Task instructions:
Show all lines holding the string "rotate".

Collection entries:

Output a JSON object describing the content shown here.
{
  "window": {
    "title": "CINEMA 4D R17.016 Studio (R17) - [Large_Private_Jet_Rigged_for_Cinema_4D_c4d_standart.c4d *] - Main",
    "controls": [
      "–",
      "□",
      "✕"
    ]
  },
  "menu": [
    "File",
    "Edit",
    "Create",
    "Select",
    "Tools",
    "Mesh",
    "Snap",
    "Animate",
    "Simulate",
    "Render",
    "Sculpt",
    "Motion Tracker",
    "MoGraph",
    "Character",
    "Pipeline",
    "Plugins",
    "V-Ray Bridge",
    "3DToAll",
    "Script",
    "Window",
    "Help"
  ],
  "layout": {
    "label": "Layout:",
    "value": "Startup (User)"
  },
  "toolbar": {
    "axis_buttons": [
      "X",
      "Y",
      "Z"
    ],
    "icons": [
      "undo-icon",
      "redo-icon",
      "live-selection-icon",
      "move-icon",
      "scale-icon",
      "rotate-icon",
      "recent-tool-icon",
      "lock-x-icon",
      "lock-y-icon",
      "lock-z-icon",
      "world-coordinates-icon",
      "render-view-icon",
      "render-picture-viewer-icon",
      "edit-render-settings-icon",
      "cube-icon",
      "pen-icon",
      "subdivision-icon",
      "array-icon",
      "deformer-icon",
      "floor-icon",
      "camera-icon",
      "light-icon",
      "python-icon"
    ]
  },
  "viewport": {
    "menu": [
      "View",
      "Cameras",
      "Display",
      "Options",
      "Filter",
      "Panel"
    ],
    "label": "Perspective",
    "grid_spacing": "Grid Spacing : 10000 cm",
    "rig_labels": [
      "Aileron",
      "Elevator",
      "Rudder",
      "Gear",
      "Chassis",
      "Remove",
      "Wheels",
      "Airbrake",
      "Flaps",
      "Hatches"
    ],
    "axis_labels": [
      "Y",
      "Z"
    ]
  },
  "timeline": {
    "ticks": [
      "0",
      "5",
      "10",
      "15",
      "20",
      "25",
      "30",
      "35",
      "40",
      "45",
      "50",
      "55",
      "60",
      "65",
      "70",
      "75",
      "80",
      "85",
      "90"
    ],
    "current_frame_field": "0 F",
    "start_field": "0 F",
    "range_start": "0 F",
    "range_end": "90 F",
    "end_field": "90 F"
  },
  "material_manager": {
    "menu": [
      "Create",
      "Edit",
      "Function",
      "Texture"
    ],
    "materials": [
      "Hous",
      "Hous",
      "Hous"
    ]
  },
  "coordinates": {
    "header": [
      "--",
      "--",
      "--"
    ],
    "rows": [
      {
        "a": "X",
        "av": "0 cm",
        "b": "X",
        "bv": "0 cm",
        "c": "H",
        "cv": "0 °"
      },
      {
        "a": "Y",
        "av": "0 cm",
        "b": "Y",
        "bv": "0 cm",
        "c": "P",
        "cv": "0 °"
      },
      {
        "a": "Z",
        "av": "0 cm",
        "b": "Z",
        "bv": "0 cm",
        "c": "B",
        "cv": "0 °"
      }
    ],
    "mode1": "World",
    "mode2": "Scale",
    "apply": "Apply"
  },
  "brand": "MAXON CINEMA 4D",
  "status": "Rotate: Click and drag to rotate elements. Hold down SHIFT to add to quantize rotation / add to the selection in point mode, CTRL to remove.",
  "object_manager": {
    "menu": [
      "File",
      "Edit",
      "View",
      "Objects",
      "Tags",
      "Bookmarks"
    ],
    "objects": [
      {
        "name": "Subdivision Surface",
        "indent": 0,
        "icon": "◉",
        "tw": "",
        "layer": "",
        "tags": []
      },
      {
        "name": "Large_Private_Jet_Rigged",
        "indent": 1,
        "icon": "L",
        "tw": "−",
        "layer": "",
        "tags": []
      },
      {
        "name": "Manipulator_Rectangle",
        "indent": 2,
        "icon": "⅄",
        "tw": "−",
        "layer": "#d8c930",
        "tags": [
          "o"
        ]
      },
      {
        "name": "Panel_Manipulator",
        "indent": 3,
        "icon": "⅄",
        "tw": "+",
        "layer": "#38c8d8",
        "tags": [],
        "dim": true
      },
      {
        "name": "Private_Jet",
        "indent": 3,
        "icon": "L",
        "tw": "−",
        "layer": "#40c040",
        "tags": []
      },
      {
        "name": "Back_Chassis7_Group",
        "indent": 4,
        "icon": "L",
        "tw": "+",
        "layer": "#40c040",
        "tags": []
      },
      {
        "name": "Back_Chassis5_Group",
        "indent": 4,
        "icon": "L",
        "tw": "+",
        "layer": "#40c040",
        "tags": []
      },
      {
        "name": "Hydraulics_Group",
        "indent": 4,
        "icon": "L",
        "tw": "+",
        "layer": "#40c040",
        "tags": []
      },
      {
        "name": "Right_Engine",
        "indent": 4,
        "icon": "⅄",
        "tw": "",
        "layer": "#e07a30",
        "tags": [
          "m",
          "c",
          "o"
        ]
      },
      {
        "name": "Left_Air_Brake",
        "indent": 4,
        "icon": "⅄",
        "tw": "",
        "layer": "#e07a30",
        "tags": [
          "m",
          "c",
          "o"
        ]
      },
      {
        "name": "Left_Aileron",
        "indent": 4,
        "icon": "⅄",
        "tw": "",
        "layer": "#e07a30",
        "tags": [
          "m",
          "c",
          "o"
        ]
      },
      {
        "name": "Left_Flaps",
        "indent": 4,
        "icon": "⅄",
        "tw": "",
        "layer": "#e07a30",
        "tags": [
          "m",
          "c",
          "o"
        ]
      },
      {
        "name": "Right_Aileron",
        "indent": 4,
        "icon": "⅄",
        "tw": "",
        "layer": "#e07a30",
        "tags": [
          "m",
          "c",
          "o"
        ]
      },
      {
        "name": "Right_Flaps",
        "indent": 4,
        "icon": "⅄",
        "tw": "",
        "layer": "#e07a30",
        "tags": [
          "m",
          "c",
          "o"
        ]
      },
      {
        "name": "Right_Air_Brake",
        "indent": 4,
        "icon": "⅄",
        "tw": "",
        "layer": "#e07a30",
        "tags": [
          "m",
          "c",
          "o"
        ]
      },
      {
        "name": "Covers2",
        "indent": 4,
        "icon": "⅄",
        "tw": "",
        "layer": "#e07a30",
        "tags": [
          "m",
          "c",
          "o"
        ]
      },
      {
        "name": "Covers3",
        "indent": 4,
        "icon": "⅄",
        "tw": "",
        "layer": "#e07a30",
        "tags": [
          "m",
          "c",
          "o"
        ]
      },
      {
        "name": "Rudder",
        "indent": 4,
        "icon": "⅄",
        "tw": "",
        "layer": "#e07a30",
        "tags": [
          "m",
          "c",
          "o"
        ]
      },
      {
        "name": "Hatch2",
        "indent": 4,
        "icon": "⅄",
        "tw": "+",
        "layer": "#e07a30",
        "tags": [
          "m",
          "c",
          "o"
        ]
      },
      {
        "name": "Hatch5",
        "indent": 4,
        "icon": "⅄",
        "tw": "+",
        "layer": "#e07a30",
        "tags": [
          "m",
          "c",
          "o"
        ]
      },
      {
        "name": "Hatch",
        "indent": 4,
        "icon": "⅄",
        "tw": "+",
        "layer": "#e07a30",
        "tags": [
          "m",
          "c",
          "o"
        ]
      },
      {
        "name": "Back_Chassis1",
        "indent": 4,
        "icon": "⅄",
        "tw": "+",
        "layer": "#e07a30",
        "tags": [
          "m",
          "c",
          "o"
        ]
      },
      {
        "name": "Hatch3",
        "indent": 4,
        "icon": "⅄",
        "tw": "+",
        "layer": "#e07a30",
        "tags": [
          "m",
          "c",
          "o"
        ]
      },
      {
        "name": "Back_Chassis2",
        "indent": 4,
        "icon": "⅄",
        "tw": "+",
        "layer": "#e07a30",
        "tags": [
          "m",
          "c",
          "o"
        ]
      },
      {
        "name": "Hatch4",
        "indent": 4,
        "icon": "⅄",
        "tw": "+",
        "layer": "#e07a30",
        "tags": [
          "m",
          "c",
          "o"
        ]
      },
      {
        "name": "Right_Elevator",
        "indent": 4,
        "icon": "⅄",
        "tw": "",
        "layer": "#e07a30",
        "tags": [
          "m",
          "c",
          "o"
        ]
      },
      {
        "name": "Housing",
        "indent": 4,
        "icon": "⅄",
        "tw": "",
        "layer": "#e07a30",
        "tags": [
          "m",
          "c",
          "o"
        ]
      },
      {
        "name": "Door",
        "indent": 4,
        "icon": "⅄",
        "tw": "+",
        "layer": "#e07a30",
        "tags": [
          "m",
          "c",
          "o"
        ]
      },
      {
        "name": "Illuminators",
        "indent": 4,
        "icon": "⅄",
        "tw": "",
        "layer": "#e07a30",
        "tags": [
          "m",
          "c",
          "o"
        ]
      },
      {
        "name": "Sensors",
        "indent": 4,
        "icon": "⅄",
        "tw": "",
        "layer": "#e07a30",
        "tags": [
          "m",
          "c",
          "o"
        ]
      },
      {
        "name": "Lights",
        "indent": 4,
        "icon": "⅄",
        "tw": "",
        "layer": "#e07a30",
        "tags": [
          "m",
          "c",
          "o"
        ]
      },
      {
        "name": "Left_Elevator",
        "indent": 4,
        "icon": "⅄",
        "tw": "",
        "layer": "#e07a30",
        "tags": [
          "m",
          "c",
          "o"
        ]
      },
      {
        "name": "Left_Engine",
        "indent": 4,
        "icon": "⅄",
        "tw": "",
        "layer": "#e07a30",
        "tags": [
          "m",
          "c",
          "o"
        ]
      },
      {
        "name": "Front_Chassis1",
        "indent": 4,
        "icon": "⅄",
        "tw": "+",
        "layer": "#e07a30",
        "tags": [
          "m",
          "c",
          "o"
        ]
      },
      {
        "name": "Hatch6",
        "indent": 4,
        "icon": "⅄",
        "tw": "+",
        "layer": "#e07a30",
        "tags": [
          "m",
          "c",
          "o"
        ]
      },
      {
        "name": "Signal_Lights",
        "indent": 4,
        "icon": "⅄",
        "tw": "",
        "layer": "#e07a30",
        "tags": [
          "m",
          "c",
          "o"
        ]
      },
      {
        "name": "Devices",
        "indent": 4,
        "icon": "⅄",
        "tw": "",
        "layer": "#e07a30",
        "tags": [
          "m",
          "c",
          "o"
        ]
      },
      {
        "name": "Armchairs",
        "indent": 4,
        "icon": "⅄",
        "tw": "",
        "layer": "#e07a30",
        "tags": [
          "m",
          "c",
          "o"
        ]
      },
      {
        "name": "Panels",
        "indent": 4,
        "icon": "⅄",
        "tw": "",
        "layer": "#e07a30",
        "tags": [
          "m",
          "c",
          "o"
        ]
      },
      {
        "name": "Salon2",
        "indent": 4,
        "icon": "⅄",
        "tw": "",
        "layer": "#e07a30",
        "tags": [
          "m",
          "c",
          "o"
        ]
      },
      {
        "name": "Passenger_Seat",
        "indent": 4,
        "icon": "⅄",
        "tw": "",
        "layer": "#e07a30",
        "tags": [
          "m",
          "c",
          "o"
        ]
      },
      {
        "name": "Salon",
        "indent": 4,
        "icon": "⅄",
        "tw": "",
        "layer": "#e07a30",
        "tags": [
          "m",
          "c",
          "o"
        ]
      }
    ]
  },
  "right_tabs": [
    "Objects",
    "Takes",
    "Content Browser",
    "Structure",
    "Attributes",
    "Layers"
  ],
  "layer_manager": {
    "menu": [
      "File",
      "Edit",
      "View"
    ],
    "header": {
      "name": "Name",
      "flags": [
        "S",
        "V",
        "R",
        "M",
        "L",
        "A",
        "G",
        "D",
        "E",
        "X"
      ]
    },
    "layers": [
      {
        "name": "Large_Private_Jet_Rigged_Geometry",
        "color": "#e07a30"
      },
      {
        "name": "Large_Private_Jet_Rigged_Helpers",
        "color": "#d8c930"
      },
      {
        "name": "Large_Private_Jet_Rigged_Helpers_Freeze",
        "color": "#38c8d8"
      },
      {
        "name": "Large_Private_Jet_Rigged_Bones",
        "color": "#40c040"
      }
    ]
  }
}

Exercise response:
      "rotate-icon",
  "status": "Rotate: Click and drag to rotate elements. Hold down SHIFT to add to quantize rotation / add to the selection in point mode, CTRL to remove.",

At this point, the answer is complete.